*INSTRUCTIONS TO FOLLOW*
Work out the number of lines with "megacode" in them. Reply with that number and no other words.

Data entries
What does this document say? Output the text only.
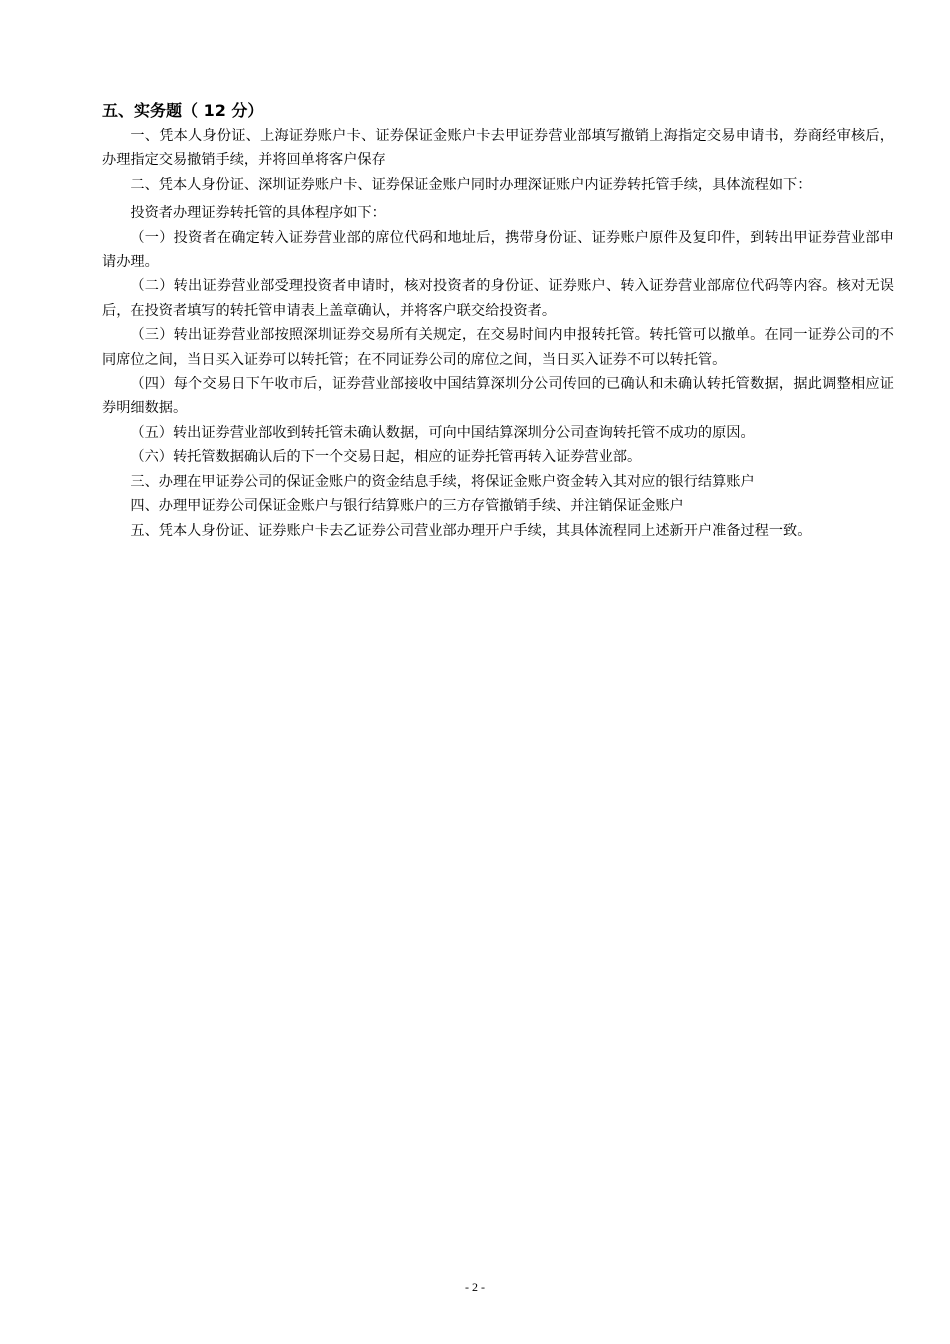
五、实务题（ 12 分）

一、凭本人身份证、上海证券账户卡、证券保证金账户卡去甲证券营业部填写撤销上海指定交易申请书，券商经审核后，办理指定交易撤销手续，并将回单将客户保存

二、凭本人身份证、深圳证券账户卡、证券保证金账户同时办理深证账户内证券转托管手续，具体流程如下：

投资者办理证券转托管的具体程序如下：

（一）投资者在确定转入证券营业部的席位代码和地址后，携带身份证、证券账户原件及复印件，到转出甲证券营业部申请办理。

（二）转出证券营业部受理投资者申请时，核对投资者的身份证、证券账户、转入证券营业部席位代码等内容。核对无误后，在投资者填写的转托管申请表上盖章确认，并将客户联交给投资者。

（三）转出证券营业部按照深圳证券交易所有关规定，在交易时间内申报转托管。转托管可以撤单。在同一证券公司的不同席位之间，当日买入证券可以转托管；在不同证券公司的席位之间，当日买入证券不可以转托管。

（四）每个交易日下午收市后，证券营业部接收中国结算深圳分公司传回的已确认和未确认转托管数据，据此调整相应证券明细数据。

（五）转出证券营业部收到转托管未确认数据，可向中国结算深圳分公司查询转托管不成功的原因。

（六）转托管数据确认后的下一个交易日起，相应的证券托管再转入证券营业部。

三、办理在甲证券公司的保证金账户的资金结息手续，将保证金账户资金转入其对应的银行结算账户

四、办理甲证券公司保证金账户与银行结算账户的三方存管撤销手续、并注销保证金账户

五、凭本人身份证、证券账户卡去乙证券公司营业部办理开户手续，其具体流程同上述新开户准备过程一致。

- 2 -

--

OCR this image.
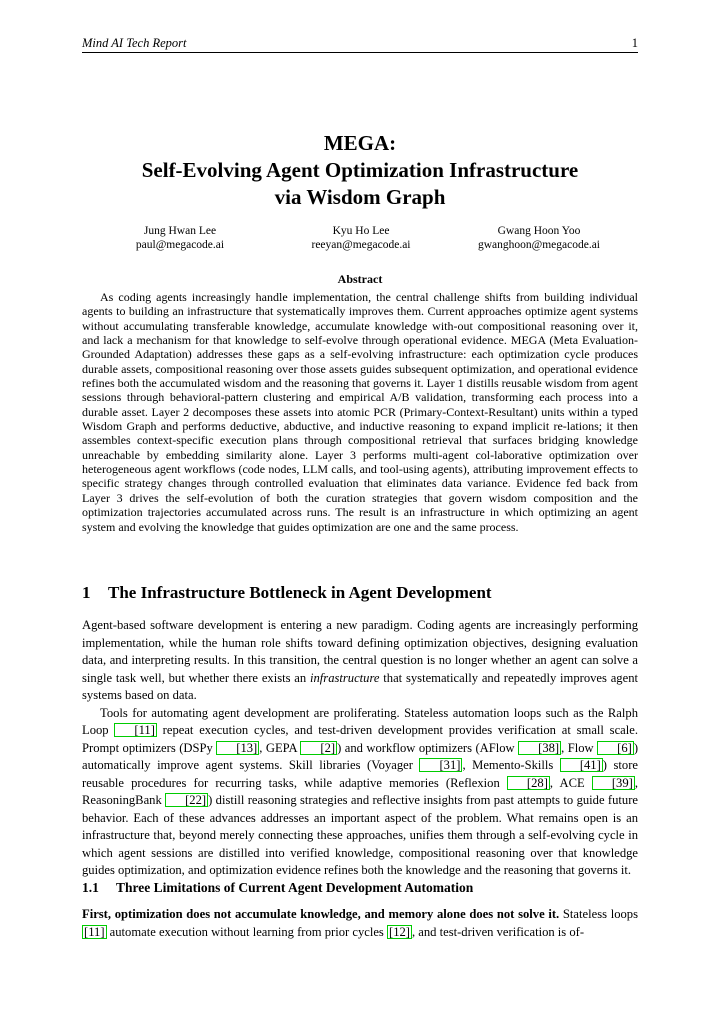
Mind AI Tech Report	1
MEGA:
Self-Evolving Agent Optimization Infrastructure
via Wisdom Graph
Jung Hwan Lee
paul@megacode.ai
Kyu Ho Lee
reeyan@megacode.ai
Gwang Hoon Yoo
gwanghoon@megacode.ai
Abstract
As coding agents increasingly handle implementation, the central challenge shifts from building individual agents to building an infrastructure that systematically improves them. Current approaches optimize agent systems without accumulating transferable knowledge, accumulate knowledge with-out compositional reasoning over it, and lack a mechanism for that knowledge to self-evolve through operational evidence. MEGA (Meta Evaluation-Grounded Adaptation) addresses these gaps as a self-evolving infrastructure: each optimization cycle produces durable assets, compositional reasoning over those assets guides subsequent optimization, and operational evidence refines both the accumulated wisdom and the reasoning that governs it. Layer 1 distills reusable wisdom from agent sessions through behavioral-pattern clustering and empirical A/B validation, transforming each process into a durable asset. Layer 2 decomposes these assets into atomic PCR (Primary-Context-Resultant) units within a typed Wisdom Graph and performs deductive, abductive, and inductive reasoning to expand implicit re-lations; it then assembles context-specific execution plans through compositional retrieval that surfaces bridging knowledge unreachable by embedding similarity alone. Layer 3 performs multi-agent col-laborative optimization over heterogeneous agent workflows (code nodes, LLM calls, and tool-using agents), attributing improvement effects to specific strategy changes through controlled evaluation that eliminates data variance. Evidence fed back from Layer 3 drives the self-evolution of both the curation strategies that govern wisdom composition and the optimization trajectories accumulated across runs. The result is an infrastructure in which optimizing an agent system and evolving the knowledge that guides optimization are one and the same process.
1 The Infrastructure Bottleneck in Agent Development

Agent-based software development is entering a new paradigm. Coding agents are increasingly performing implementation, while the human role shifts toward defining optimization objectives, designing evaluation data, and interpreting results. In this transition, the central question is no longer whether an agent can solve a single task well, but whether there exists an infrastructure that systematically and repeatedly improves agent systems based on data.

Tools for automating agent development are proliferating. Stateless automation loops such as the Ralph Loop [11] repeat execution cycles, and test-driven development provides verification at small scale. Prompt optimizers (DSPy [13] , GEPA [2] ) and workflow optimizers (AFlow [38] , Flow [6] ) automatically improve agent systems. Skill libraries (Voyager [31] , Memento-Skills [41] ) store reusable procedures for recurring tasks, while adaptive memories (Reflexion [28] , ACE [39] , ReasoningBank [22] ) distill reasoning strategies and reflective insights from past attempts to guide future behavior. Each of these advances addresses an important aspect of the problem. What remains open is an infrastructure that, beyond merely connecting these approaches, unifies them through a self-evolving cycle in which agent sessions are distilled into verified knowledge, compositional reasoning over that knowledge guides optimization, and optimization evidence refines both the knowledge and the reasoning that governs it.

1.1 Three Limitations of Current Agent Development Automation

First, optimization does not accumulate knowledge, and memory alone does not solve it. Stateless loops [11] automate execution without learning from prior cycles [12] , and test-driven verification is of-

*EXPECTED ANSWER*
3